▶ _Supplied records_
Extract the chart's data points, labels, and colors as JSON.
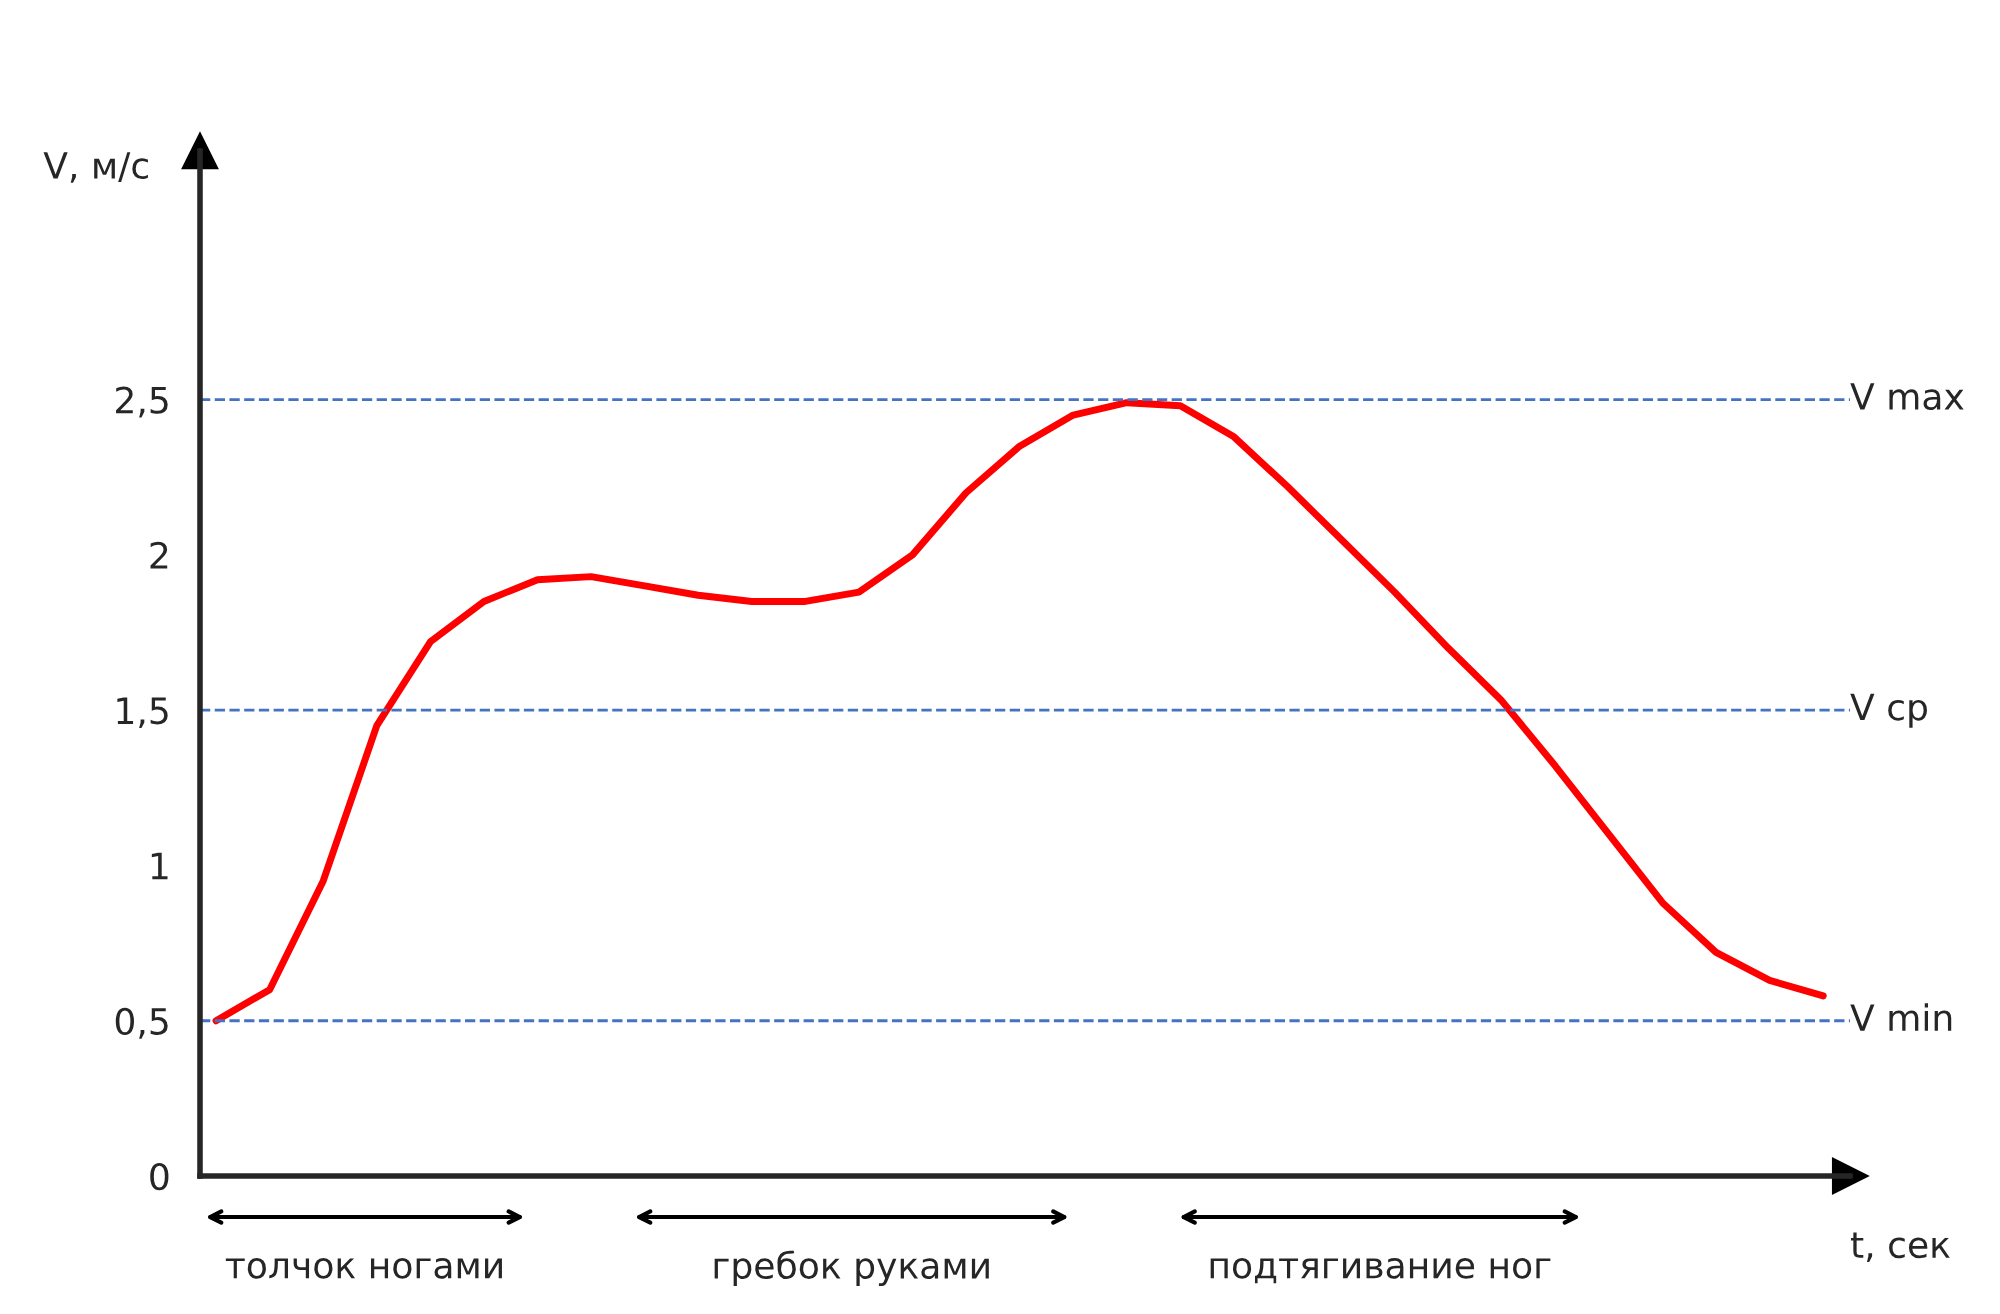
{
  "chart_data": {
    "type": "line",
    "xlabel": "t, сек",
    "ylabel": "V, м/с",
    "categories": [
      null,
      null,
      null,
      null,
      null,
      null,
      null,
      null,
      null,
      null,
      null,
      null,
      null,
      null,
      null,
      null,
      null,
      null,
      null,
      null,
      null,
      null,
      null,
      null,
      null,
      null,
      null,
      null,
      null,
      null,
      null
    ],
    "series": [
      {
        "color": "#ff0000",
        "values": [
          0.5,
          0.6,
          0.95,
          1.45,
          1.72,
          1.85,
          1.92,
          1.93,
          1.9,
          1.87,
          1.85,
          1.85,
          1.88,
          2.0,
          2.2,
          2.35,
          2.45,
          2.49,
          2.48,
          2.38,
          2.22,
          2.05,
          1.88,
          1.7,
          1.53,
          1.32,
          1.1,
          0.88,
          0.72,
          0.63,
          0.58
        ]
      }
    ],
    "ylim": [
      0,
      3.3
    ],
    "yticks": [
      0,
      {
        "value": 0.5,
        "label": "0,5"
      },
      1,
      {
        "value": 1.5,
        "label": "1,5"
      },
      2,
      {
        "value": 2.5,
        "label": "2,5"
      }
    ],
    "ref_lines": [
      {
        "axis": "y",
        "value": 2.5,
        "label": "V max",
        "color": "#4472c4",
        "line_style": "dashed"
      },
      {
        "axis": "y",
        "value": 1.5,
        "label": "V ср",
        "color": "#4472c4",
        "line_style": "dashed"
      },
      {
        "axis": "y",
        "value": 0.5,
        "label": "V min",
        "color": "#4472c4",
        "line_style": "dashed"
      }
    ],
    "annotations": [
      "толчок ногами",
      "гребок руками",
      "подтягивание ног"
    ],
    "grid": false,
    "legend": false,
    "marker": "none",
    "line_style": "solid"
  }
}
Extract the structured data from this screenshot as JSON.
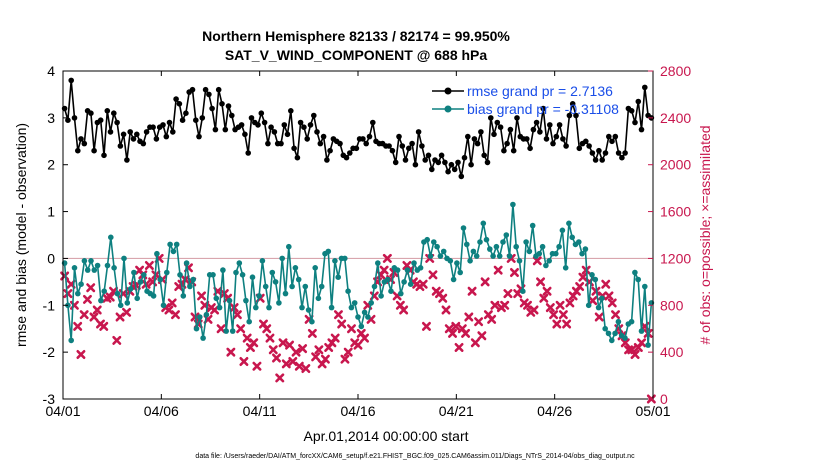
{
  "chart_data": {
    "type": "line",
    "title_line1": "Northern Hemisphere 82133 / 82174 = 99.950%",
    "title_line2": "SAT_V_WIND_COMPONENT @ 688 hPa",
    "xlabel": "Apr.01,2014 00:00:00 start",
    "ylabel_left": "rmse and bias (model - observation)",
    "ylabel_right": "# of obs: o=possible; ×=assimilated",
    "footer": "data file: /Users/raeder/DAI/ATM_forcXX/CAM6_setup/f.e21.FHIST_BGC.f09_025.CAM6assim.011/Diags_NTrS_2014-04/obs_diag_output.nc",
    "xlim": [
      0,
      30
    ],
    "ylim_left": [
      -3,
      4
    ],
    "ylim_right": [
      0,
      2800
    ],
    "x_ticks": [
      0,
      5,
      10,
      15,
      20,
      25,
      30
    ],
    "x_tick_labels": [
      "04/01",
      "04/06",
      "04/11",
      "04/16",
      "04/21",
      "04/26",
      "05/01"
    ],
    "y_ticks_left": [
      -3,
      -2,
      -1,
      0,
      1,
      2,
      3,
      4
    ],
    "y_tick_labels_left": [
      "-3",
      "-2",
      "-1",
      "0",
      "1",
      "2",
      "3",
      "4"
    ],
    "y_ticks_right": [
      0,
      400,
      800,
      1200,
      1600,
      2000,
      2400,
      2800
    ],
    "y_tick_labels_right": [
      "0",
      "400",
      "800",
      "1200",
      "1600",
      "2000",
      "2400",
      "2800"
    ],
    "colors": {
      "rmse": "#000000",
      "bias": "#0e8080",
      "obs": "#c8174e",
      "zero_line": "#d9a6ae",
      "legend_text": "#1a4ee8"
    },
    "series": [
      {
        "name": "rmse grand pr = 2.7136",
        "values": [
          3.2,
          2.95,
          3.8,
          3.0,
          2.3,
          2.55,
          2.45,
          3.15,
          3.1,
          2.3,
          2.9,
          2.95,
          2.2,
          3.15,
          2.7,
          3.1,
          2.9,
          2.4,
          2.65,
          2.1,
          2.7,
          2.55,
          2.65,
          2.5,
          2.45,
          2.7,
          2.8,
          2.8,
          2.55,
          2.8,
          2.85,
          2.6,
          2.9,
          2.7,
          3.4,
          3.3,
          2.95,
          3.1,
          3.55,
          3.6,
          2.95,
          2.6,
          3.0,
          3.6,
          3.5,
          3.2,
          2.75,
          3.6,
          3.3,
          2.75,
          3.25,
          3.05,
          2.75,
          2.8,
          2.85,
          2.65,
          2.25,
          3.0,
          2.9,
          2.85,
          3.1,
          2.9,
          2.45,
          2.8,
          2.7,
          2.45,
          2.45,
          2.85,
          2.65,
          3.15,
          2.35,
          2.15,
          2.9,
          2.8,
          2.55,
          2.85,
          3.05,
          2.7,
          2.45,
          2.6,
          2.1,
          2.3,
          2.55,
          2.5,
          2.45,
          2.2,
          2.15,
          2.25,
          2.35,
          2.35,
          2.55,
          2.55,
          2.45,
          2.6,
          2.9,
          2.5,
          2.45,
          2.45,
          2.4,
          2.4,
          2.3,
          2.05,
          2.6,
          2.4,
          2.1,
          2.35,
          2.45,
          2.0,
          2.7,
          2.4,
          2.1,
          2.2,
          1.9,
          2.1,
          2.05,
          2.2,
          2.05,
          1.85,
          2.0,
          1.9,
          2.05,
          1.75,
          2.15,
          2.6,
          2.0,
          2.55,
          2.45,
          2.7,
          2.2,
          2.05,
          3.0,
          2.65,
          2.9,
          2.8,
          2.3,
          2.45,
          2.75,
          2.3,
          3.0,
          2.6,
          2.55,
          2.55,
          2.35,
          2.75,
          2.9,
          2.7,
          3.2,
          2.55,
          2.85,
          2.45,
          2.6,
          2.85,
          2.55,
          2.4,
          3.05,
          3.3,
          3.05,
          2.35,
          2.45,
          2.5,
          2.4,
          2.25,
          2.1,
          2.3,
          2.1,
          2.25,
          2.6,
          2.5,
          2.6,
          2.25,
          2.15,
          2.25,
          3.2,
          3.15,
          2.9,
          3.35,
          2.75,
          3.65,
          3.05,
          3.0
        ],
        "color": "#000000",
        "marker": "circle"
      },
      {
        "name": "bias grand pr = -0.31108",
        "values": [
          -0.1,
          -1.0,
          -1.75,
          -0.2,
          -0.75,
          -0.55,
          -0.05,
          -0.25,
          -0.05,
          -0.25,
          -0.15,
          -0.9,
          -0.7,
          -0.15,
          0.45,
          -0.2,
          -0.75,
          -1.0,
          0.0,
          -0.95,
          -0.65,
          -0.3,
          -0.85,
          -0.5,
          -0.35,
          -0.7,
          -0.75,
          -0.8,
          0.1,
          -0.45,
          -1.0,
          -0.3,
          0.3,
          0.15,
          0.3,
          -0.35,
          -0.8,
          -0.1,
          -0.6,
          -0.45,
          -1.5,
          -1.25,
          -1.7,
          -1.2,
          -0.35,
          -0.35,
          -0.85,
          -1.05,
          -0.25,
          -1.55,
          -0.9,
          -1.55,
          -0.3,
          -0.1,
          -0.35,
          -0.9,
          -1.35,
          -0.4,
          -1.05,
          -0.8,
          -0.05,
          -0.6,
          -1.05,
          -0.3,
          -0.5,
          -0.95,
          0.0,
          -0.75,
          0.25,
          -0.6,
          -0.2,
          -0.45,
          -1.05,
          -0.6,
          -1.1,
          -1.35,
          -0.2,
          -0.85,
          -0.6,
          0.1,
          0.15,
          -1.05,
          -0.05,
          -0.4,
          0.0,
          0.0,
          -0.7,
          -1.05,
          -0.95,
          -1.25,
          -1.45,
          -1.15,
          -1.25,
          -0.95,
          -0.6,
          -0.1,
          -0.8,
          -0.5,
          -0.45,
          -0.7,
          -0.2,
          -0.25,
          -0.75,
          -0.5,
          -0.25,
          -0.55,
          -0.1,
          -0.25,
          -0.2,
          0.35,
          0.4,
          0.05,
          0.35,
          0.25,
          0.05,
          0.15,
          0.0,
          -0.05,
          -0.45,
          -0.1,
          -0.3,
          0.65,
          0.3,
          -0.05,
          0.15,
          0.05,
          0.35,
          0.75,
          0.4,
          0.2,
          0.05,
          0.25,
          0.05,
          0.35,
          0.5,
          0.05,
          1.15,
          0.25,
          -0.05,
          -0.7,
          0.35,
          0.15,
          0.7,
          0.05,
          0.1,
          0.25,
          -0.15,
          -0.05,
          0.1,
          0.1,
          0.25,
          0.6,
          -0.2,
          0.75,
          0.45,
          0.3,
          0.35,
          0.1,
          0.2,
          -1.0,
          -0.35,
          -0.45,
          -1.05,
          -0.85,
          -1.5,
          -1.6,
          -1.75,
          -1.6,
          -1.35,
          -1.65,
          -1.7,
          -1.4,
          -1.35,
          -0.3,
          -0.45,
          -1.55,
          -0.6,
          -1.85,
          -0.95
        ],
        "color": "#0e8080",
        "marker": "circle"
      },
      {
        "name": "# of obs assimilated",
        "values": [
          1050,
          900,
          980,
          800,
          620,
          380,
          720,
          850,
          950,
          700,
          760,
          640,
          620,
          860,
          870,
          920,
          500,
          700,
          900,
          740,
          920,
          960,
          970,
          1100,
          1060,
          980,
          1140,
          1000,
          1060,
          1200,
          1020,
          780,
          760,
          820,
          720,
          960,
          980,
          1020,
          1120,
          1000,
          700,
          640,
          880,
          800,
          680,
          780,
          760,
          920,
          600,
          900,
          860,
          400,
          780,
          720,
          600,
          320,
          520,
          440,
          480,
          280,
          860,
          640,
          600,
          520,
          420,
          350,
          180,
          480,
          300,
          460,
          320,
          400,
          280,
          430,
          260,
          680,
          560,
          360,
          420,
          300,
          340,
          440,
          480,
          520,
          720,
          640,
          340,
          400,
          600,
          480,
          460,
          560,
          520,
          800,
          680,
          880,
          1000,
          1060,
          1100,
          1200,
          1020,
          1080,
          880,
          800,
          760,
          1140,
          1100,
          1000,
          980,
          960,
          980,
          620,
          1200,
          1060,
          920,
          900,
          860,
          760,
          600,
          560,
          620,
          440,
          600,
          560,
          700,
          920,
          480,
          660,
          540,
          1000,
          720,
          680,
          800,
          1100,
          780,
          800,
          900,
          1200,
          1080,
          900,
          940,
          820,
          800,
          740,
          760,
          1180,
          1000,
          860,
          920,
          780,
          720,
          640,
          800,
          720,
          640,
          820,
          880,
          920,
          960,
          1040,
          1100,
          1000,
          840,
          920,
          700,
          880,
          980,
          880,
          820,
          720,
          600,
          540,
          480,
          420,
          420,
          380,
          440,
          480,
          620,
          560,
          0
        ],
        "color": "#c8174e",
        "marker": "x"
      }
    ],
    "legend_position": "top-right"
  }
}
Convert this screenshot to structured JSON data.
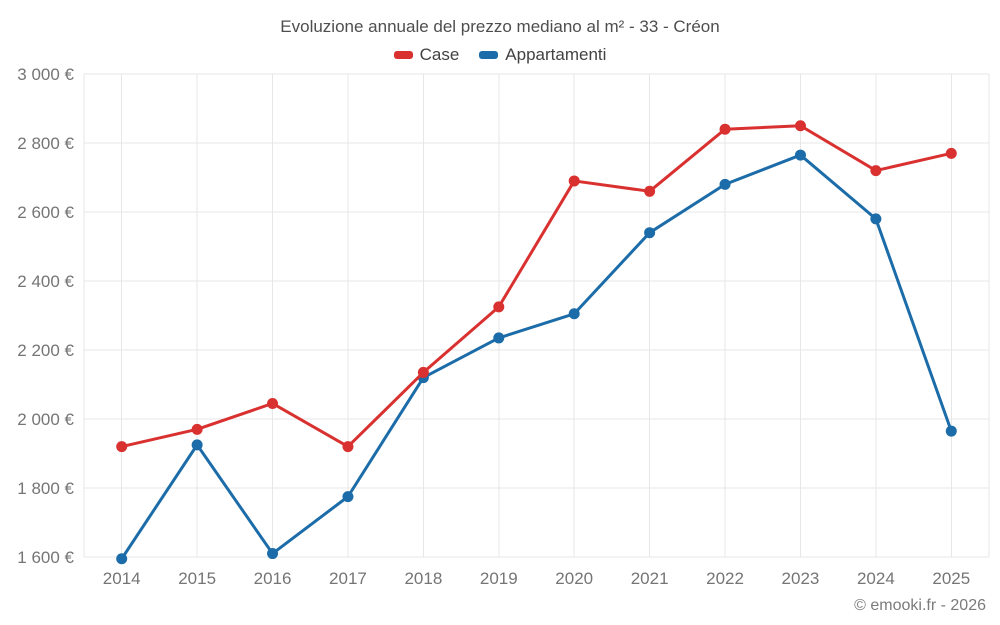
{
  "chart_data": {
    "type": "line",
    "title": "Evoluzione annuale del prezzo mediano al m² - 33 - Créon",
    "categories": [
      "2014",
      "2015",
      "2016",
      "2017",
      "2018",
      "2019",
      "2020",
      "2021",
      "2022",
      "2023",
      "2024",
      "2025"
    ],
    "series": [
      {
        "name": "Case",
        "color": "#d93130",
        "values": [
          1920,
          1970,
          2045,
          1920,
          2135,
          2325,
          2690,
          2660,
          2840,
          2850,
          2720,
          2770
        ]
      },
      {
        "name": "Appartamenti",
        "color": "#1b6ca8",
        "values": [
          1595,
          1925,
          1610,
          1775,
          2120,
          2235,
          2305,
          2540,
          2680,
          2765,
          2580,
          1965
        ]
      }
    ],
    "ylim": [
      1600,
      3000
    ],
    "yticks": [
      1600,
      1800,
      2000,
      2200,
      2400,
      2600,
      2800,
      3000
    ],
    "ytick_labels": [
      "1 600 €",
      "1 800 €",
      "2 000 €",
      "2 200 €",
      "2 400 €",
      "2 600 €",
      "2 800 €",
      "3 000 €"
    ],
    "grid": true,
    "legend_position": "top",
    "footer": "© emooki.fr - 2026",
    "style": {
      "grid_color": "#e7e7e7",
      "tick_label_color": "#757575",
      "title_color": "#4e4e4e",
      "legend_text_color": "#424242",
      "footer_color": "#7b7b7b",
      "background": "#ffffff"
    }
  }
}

▶ _What is required_
Reply with the number of lines in the data that include the string "rmse" and nothing else.

▶ _Answer for this exercise_
3